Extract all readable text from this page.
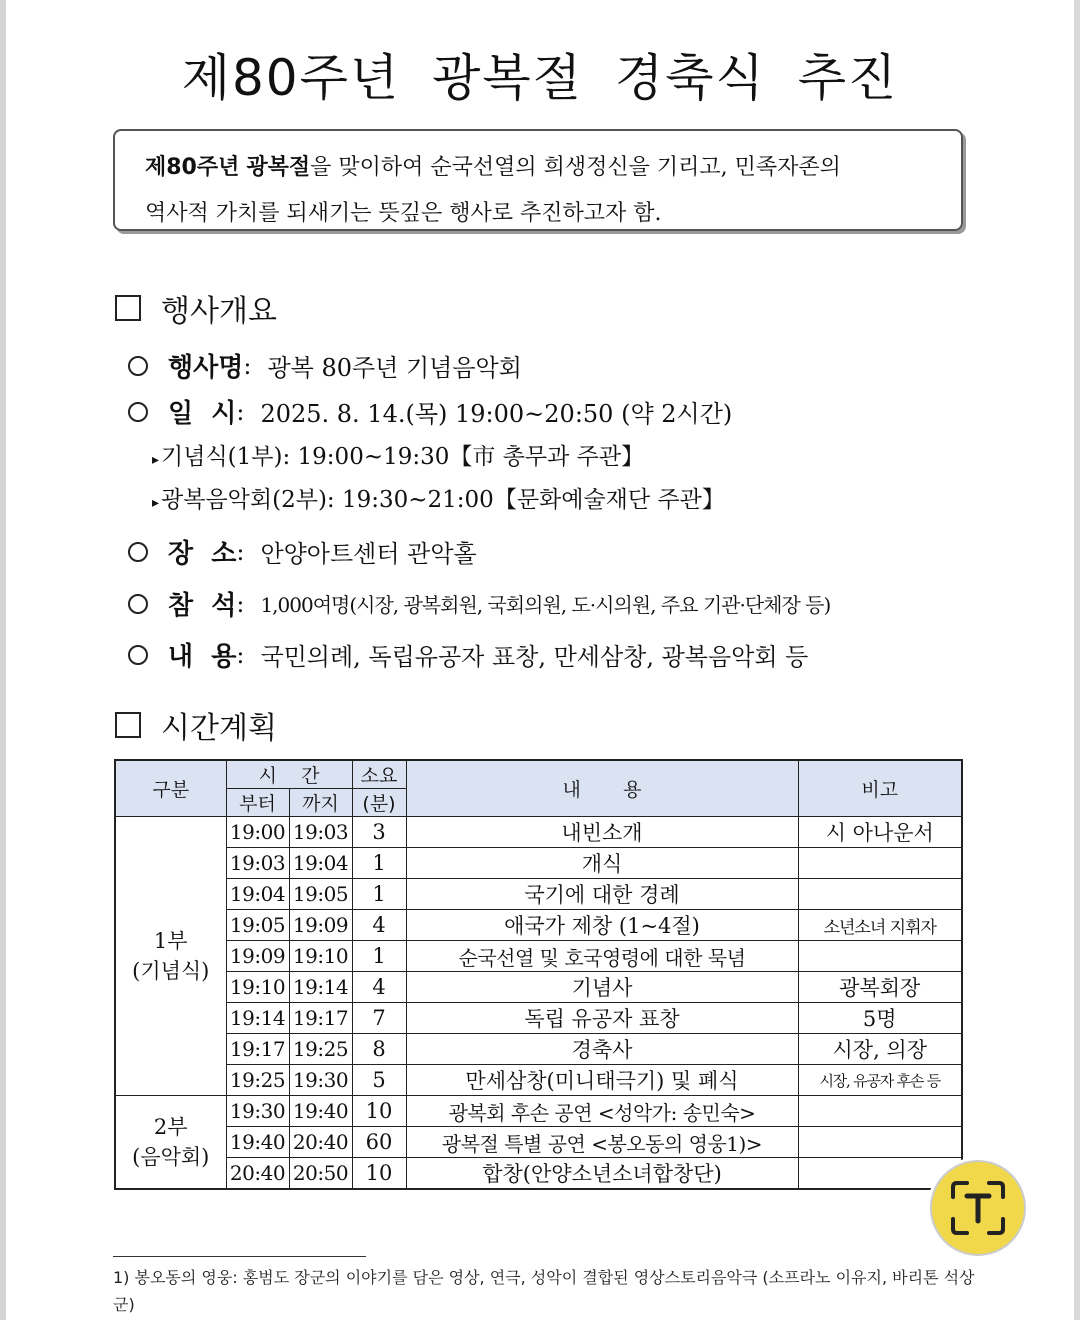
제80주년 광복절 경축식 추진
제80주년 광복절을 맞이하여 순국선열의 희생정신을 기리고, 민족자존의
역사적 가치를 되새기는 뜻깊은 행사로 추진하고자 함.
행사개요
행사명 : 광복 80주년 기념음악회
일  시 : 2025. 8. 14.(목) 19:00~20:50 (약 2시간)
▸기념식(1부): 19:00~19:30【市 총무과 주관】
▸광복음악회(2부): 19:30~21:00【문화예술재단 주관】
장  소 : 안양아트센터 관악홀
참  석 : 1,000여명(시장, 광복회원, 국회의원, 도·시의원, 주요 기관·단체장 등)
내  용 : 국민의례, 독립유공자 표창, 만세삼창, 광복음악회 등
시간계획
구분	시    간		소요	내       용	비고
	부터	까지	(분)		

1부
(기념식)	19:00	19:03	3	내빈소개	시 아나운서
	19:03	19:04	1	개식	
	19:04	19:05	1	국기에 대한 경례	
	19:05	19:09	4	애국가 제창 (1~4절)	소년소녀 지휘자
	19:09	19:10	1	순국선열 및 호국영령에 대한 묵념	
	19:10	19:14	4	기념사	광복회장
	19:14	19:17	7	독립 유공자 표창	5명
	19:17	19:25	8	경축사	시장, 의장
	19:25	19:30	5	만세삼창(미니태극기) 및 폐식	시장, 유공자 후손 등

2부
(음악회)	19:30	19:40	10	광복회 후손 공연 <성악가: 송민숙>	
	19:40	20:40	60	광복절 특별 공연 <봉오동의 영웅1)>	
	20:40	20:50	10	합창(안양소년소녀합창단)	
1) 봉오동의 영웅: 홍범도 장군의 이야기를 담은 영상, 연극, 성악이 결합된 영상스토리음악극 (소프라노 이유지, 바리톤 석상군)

+--

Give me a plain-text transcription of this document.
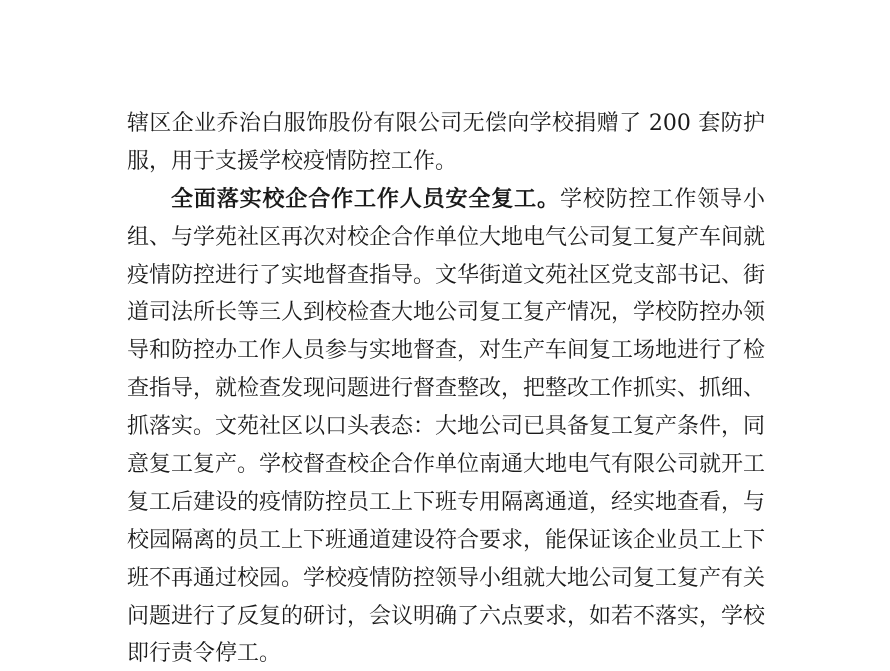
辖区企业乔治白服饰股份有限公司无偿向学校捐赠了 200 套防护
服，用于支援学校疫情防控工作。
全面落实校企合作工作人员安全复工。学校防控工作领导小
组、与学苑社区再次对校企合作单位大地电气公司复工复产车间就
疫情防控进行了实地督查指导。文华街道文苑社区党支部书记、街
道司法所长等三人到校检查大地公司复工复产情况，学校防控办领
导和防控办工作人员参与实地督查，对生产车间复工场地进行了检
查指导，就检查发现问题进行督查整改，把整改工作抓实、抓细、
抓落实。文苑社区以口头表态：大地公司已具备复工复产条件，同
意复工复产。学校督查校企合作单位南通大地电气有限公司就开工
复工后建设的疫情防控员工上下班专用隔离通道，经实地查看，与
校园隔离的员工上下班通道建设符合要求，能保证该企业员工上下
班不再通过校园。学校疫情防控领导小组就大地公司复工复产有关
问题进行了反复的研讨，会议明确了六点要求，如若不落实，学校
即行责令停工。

+--

Short problem: Scan the material above. Return every line containing the string "만세삼창".

Task answer:
내  용 : 국민의례, 독립유공자 표창, 만세삼창, 광복음악회 등
	19:25	19:30	5	만세삼창(미니태극기) 및 폐식	시장, 유공자 후손 등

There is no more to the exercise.